### What the exercise asks
Restate the whole listing exactly.

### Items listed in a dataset
==*==

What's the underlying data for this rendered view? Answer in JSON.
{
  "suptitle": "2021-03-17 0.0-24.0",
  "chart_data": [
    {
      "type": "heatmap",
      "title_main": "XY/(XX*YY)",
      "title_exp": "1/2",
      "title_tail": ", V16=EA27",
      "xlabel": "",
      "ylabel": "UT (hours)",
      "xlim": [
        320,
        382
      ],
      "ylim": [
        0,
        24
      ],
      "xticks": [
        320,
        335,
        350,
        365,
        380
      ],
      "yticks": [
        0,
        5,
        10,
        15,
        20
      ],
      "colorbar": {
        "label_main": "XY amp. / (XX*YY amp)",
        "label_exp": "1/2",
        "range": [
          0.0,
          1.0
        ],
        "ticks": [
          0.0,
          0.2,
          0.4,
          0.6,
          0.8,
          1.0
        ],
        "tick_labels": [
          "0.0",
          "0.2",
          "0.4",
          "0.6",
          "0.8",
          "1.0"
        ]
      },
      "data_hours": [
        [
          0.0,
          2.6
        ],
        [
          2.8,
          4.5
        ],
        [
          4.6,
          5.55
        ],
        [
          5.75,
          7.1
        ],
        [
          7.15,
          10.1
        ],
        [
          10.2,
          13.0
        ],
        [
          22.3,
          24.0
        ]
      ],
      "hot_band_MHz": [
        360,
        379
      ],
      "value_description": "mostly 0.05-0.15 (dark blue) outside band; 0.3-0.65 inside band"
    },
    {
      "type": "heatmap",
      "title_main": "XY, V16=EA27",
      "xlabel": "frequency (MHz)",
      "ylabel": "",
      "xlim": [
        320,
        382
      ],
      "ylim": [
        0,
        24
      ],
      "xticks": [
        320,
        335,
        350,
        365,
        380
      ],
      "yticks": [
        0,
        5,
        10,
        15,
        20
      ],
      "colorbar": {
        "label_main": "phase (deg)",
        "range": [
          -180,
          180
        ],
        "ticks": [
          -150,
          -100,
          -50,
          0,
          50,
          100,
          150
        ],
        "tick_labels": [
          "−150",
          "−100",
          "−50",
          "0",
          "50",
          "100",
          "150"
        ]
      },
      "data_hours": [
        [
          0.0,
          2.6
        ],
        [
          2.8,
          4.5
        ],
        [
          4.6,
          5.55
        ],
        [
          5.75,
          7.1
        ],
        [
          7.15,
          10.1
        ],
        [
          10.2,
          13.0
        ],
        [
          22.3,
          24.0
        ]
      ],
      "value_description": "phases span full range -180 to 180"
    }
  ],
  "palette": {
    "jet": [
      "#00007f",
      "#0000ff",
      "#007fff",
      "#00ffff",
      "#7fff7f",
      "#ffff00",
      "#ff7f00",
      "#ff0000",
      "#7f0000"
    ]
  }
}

==*==

### Solution below
What's the underlying data for this rendered view? Answer in JSON.
{
  "suptitle": "2021-03-17 0.0-24.0",
  "chart_data": [
    {
      "type": "heatmap",
      "title_main": "XY/(XX*YY)",
      "title_exp": "1/2",
      "title_tail": ", V16=EA27",
      "xlabel": "",
      "ylabel": "UT (hours)",
      "xlim": [
        320,
        382
      ],
      "ylim": [
        0,
        24
      ],
      "xticks": [
        320,
        335,
        350,
        365,
        380
      ],
      "yticks": [
        0,
        5,
        10,
        15,
        20
      ],
      "colorbar": {
        "label_main": "XY amp. / (XX*YY amp)",
        "label_exp": "1/2",
        "range": [
          0.0,
          1.0
        ],
        "ticks": [
          0.0,
          0.2,
          0.4,
          0.6,
          0.8,
          1.0
        ],
        "tick_labels": [
          "0.0",
          "0.2",
          "0.4",
          "0.6",
          "0.8",
          "1.0"
        ]
      },
      "data_hours": [
        [
          0.0,
          2.6
        ],
        [
          2.8,
          4.5
        ],
        [
          4.6,
          5.55
        ],
        [
          5.75,
          7.1
        ],
        [
          7.15,
          10.1
        ],
        [
          10.2,
          13.0
        ],
        [
          22.3,
          24.0
        ]
      ],
      "hot_band_MHz": [
        360,
        379
      ],
      "value_description": "mostly 0.05-0.15 (dark blue) outside band; 0.3-0.65 inside band"
    },
    {
      "type": "heatmap",
      "title_main": "XY, V16=EA27",
      "xlabel": "frequency (MHz)",
      "ylabel": "",
      "xlim": [
        320,
        382
      ],
      "ylim": [
        0,
        24
      ],
      "xticks": [
        320,
        335,
        350,
        365,
        380
      ],
      "yticks": [
        0,
        5,
        10,
        15,
        20
      ],
      "colorbar": {
        "label_main": "phase (deg)",
        "range": [
          -180,
          180
        ],
        "ticks": [
          -150,
          -100,
          -50,
          0,
          50,
          100,
          150
        ],
        "tick_labels": [
          "−150",
          "−100",
          "−50",
          "0",
          "50",
          "100",
          "150"
        ]
      },
      "data_hours": [
        [
          0.0,
          2.6
        ],
        [
          2.8,
          4.5
        ],
        [
          4.6,
          5.55
        ],
        [
          5.75,
          7.1
        ],
        [
          7.15,
          10.1
        ],
        [
          10.2,
          13.0
        ],
        [
          22.3,
          24.0
        ]
      ],
      "value_description": "phases span full range -180 to 180"
    }
  ],
  "palette": {
    "jet": [
      "#00007f",
      "#0000ff",
      "#007fff",
      "#00ffff",
      "#7fff7f",
      "#ffff00",
      "#ff7f00",
      "#ff0000",
      "#7f0000"
    ]
  }
}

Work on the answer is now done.